Problem details:
Please copy every line of the records below that holds the word "Gravelottestr".

Material supplied:
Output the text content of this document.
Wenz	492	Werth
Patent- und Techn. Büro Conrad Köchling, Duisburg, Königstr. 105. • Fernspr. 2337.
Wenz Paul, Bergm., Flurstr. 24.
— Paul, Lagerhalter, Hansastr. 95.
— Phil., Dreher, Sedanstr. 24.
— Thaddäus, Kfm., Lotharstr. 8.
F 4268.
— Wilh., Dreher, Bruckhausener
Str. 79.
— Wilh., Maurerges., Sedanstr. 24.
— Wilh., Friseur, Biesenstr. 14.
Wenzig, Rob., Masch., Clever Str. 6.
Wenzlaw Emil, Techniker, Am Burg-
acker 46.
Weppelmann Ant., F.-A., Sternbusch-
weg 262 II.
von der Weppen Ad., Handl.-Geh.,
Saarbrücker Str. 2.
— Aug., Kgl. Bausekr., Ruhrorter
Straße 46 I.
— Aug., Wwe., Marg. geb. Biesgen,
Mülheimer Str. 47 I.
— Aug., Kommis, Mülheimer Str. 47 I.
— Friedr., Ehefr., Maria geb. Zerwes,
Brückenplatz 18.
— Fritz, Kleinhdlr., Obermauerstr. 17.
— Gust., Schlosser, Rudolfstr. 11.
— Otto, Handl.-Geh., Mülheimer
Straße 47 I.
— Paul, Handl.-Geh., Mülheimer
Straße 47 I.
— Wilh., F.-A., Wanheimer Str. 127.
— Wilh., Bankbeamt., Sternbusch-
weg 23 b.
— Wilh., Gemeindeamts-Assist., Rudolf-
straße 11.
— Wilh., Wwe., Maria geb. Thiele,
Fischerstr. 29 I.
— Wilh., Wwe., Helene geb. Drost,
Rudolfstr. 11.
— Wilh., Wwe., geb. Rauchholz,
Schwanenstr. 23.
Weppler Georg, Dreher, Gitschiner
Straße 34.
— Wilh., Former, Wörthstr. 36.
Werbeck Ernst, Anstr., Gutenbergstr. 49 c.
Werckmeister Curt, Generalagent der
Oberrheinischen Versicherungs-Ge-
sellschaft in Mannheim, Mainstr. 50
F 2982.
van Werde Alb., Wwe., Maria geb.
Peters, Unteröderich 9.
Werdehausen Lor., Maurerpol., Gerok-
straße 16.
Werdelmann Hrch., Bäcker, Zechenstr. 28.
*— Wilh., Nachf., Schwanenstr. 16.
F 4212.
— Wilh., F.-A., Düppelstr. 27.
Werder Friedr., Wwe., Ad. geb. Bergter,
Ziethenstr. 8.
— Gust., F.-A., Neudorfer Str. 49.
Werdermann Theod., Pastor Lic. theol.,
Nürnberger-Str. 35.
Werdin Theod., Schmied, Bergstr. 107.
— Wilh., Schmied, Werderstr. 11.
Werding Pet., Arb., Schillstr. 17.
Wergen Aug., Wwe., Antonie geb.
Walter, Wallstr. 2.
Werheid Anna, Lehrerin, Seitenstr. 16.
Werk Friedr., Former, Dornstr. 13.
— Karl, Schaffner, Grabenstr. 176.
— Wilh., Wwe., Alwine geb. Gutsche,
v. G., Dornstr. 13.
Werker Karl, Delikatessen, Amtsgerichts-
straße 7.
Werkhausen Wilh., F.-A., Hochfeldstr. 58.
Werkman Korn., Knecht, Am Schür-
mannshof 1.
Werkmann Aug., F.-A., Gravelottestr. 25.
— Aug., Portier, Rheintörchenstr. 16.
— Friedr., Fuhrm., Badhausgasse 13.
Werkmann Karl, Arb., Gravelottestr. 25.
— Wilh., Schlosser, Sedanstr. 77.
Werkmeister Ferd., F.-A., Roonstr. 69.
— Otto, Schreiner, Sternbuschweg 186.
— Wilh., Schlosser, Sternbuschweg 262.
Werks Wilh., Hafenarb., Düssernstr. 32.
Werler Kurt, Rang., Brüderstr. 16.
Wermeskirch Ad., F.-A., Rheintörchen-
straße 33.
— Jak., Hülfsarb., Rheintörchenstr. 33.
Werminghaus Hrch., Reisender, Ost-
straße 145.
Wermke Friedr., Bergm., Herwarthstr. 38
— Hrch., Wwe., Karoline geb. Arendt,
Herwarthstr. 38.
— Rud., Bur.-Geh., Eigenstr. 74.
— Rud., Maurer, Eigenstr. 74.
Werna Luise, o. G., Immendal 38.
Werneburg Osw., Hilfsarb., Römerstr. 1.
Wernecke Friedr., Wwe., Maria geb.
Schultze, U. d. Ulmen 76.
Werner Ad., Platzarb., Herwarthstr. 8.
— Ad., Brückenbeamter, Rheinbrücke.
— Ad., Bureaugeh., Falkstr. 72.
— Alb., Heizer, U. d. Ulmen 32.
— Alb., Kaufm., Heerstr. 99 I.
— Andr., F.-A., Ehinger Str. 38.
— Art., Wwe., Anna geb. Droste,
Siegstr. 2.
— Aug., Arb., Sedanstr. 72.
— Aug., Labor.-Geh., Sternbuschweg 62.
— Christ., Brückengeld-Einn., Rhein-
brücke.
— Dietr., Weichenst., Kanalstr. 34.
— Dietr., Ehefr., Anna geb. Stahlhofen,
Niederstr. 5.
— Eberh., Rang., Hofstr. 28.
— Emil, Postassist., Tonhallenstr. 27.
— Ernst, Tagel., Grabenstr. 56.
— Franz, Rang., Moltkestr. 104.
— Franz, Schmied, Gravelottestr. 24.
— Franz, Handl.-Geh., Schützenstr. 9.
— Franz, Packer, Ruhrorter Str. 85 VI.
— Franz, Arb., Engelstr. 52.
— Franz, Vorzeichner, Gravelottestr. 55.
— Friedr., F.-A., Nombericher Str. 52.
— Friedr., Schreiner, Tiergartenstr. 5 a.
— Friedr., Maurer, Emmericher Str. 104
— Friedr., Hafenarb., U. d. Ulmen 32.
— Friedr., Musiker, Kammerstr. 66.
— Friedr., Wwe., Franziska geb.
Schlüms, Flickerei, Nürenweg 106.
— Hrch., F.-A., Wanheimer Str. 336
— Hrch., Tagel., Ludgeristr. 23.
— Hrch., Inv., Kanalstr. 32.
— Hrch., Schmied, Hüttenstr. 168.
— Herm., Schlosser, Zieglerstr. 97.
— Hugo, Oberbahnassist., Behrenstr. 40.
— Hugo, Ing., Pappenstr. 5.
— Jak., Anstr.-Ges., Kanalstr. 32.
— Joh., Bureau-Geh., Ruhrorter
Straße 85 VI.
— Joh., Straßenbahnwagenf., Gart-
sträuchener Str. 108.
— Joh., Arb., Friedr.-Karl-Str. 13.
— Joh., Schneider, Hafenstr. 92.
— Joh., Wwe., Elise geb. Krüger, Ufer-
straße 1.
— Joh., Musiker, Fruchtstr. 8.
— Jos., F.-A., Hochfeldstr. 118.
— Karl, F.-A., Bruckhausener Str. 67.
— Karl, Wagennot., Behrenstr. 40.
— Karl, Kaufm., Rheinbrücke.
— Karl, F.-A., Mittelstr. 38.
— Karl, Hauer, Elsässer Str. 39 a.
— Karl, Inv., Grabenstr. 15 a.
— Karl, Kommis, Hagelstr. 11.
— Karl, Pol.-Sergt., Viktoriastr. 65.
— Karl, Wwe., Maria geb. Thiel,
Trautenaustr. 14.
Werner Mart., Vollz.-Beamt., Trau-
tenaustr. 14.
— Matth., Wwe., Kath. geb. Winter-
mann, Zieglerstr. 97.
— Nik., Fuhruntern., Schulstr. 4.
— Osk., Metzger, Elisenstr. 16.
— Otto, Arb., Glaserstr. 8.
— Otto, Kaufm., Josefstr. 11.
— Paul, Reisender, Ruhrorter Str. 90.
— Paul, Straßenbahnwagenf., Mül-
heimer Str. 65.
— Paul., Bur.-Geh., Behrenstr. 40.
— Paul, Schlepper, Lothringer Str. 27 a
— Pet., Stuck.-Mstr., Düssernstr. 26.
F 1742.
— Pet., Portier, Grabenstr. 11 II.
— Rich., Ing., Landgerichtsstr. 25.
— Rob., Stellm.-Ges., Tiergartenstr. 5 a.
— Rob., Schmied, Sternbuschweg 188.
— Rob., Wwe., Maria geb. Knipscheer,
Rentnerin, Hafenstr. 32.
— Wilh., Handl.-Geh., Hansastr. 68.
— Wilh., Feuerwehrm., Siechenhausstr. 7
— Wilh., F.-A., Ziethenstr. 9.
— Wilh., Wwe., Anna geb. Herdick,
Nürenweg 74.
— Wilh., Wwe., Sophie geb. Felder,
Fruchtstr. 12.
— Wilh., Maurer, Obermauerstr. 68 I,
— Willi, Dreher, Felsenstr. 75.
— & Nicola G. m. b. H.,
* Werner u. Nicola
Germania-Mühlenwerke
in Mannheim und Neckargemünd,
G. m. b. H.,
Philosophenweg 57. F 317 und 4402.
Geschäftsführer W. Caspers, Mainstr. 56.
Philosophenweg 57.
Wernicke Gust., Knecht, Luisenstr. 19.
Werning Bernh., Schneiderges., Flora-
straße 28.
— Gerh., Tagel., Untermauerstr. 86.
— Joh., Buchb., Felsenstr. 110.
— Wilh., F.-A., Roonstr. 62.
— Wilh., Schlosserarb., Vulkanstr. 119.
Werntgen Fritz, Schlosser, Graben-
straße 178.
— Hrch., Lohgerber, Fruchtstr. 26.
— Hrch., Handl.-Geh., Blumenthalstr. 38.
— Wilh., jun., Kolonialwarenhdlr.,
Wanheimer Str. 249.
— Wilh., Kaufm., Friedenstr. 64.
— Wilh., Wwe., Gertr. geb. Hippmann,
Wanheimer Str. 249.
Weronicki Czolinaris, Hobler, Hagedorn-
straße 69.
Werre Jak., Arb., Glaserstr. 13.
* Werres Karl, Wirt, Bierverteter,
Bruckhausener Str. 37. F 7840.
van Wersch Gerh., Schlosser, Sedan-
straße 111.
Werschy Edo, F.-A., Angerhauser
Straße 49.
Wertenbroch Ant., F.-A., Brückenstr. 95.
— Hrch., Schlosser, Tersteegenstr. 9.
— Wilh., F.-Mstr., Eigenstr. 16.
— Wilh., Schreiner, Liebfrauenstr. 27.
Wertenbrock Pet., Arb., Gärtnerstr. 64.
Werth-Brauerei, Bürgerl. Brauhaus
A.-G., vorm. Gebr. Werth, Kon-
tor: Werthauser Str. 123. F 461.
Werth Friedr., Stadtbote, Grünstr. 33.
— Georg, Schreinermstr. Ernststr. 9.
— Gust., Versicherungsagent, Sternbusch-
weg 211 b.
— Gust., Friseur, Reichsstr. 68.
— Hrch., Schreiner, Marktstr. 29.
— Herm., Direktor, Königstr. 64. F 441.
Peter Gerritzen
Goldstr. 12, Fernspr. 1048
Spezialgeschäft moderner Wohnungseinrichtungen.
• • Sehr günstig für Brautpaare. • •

Answer for the task:
Werkmann Aug., F.-A., Gravelottestr. 25.
Werkmann Karl, Arb., Gravelottestr. 25.
— Franz, Schmied, Gravelottestr. 24.
— Franz, Vorzeichner, Gravelottestr. 55.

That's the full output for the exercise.